*WRITTEN TASK*. Below are records to repeat exactly. Omit the pictures from the copy.

Begin

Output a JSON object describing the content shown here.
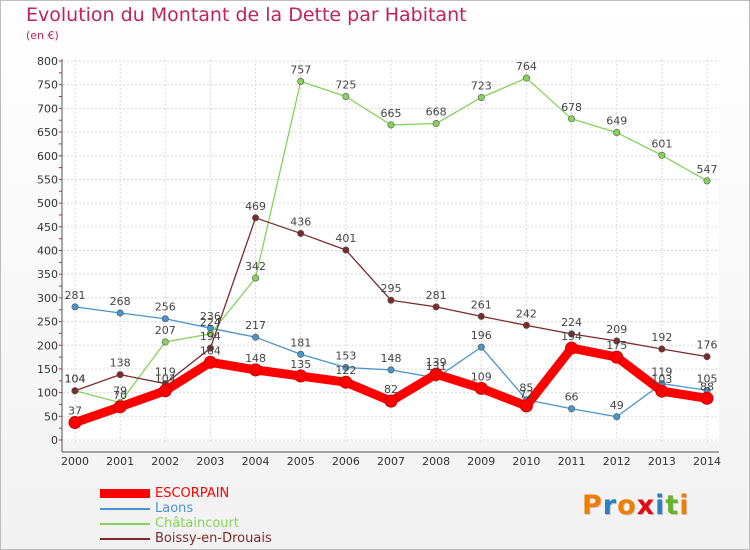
{
  "title": "Evolution du Montant de la Dette par Habitant",
  "subtitle": "(en €)",
  "logo_text": "Proxiti",
  "logo_colors": [
    "#f07d00",
    "#2a7fc1",
    "#f07d00",
    "#e30613",
    "#2a7fc1",
    "#67b32e",
    "#f07d00"
  ],
  "chart_data": {
    "type": "line",
    "title": "Evolution du Montant de la Dette par Habitant",
    "subtitle": "(en €)",
    "x": [
      "2000",
      "2001",
      "2002",
      "2003",
      "2004",
      "2005",
      "2006",
      "2007",
      "2008",
      "2009",
      "2010",
      "2011",
      "2012",
      "2013",
      "2014"
    ],
    "yticks": [
      "0",
      "50",
      "100",
      "150",
      "200",
      "250",
      "300",
      "350",
      "400",
      "450",
      "500",
      "550",
      "600",
      "650",
      "700",
      "750",
      "800"
    ],
    "ylim": [
      0,
      800
    ],
    "grid": true,
    "legend_position": "bottom-left",
    "series": [
      {
        "name": "ESCORPAIN",
        "color": "#ff0000",
        "values": [
          37,
          70,
          104,
          164,
          148,
          135,
          122,
          82,
          139,
          109,
          72,
          194,
          175,
          103,
          88
        ]
      },
      {
        "name": "Laons",
        "color": "#4a94cc",
        "values": [
          281,
          268,
          256,
          236,
          217,
          181,
          153,
          148,
          131,
          196,
          85,
          66,
          49,
          119,
          105
        ]
      },
      {
        "name": "Châtaincourt",
        "color": "#85d35b",
        "values": [
          104,
          79,
          207,
          224,
          342,
          757,
          725,
          665,
          668,
          723,
          764,
          678,
          649,
          601,
          547
        ]
      },
      {
        "name": "Boissy-en-Drouais",
        "color": "#7a2b2b",
        "values": [
          104,
          138,
          119,
          194,
          469,
          436,
          401,
          295,
          281,
          261,
          242,
          224,
          209,
          192,
          176
        ]
      }
    ]
  }
}
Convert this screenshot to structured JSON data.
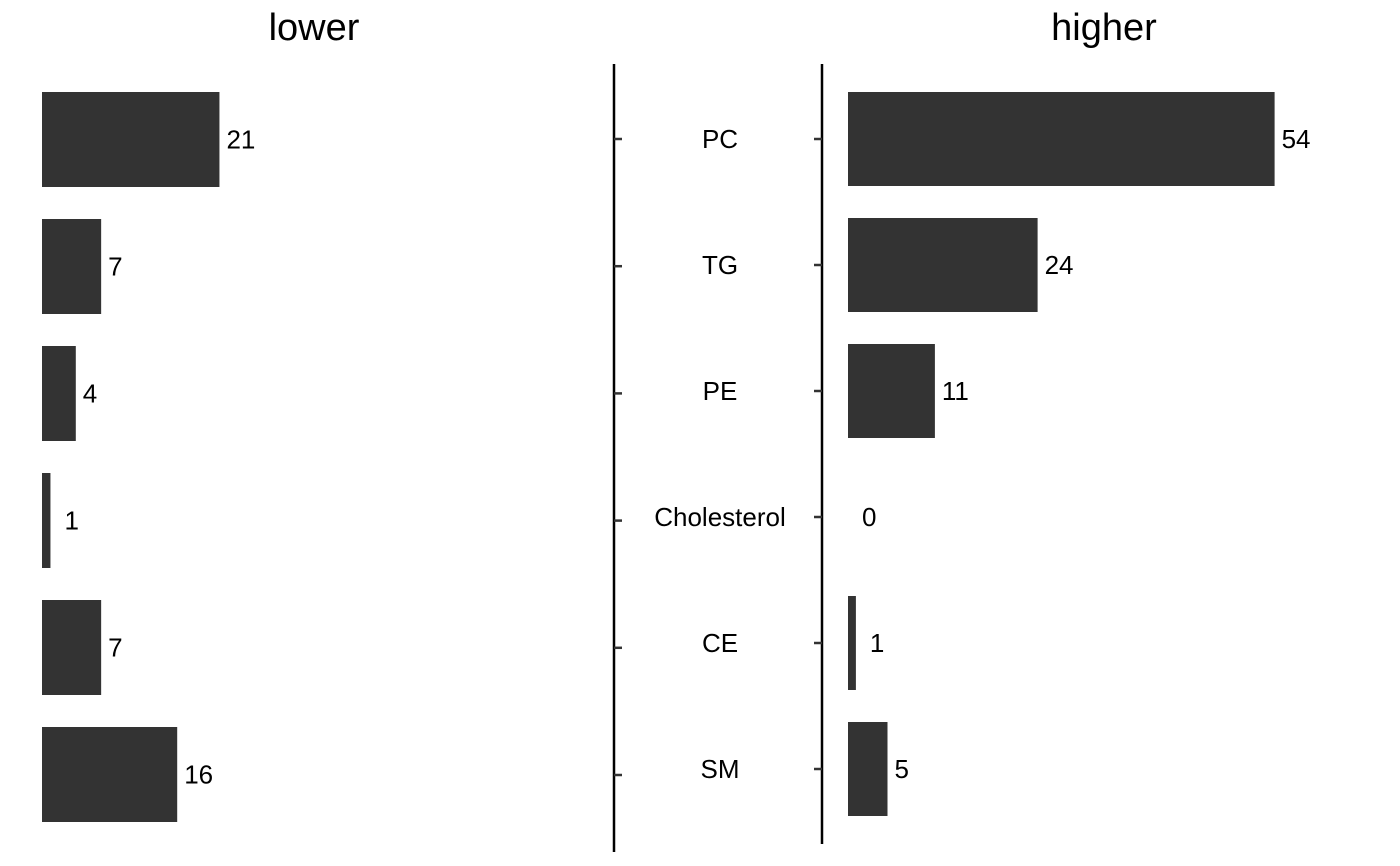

End

*EXERCISE ANSWER*.
Output a JSON object describing the content shown here.
{
  "title": "Evolution du Montant de la Dette par Habitant",
  "subtitle": "(en €)",
  "logo_text": "Proxiti",
  "logo_colors": [
    "#f07d00",
    "#2a7fc1",
    "#f07d00",
    "#e30613",
    "#2a7fc1",
    "#67b32e",
    "#f07d00"
  ],
  "chart_data": {
    "type": "line",
    "title": "Evolution du Montant de la Dette par Habitant",
    "subtitle": "(en €)",
    "x": [
      "2000",
      "2001",
      "2002",
      "2003",
      "2004",
      "2005",
      "2006",
      "2007",
      "2008",
      "2009",
      "2010",
      "2011",
      "2012",
      "2013",
      "2014"
    ],
    "yticks": [
      "0",
      "50",
      "100",
      "150",
      "200",
      "250",
      "300",
      "350",
      "400",
      "450",
      "500",
      "550",
      "600",
      "650",
      "700",
      "750",
      "800"
    ],
    "ylim": [
      0,
      800
    ],
    "grid": true,
    "legend_position": "bottom-left",
    "series": [
      {
        "name": "ESCORPAIN",
        "color": "#ff0000",
        "values": [
          37,
          70,
          104,
          164,
          148,
          135,
          122,
          82,
          139,
          109,
          72,
          194,
          175,
          103,
          88
        ]
      },
      {
        "name": "Laons",
        "color": "#4a94cc",
        "values": [
          281,
          268,
          256,
          236,
          217,
          181,
          153,
          148,
          131,
          196,
          85,
          66,
          49,
          119,
          105
        ]
      },
      {
        "name": "Châtaincourt",
        "color": "#85d35b",
        "values": [
          104,
          79,
          207,
          224,
          342,
          757,
          725,
          665,
          668,
          723,
          764,
          678,
          649,
          601,
          547
        ]
      },
      {
        "name": "Boissy-en-Drouais",
        "color": "#7a2b2b",
        "values": [
          104,
          138,
          119,
          194,
          469,
          436,
          401,
          295,
          281,
          261,
          242,
          224,
          209,
          192,
          176
        ]
      }
    ]
  }
}
Convert this screenshot to structured JSON data.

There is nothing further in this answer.